» **Directions**: Find all the lines with "bien" and gather them.

» **Extracted data**:
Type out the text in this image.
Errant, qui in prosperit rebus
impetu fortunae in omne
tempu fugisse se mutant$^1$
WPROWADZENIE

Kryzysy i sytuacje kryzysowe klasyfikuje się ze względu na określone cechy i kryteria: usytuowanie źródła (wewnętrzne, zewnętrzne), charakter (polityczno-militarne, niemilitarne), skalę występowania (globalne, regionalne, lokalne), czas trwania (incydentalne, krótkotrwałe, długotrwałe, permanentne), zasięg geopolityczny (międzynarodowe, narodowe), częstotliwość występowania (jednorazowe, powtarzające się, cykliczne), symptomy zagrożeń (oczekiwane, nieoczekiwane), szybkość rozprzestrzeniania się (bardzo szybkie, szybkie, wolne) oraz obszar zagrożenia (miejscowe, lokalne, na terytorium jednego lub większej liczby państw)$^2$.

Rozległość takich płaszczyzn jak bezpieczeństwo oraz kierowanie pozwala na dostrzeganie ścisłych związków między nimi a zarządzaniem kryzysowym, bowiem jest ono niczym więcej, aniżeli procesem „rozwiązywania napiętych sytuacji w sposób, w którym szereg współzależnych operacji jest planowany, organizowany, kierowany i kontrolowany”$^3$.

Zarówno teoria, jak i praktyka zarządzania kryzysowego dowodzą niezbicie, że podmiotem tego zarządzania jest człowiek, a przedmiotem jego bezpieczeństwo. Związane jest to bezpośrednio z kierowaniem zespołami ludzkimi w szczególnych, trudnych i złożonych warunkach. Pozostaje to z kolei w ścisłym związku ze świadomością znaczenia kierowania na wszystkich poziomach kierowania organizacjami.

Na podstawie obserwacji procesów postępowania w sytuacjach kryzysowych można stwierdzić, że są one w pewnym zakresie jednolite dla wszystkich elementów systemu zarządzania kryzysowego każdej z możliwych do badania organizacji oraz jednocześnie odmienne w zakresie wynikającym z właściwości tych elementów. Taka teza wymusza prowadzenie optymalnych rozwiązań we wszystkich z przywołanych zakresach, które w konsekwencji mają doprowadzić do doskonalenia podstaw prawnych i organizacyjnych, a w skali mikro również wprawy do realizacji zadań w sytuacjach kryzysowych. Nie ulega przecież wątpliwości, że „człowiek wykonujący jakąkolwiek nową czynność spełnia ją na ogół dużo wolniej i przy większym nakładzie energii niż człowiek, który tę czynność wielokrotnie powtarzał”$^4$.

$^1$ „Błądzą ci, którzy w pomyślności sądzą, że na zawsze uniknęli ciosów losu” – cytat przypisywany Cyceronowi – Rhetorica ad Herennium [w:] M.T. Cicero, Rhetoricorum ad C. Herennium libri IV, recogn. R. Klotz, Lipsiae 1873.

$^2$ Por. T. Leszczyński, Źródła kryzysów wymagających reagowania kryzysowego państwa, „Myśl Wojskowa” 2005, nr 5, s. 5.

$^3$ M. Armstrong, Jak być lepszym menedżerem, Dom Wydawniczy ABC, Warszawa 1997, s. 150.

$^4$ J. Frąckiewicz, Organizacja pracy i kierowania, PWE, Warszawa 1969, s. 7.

--

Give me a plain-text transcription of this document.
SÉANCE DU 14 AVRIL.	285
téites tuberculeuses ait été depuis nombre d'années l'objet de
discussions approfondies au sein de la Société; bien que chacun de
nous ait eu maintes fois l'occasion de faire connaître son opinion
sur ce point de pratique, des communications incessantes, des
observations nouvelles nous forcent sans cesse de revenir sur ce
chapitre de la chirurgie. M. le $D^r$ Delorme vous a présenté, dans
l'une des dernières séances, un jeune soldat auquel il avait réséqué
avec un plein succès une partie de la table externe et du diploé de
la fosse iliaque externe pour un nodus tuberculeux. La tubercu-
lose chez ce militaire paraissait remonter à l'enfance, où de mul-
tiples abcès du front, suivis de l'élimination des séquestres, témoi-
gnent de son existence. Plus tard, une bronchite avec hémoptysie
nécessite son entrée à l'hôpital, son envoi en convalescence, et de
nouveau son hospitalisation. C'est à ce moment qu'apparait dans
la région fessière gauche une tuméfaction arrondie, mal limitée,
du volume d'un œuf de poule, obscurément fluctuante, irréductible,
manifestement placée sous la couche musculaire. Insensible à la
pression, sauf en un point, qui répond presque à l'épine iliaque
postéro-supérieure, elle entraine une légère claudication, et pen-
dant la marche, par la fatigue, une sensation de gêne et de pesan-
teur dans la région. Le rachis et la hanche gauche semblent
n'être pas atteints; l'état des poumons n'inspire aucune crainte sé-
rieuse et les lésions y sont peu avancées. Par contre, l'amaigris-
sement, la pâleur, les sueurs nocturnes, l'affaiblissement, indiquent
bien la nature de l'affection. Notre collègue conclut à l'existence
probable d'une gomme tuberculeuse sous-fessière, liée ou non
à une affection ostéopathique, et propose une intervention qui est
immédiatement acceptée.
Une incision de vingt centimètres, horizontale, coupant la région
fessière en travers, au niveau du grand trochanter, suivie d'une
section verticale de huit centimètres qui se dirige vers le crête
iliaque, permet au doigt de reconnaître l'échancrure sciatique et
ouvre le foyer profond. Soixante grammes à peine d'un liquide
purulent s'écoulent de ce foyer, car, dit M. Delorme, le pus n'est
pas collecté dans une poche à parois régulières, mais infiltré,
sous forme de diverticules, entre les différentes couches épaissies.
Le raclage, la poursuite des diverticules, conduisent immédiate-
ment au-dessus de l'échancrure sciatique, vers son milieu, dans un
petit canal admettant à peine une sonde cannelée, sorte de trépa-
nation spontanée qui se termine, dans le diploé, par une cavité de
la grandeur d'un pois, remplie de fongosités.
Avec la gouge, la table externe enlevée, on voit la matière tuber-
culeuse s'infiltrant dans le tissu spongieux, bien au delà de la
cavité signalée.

» **Correct output**:
discussions approfondies au sein de la Société; bien que chacun de
bien la nature de l'affection. Notre collègue conclut à l'existence
culeuse s'infiltrant dans le tissu spongieux, bien au delà de la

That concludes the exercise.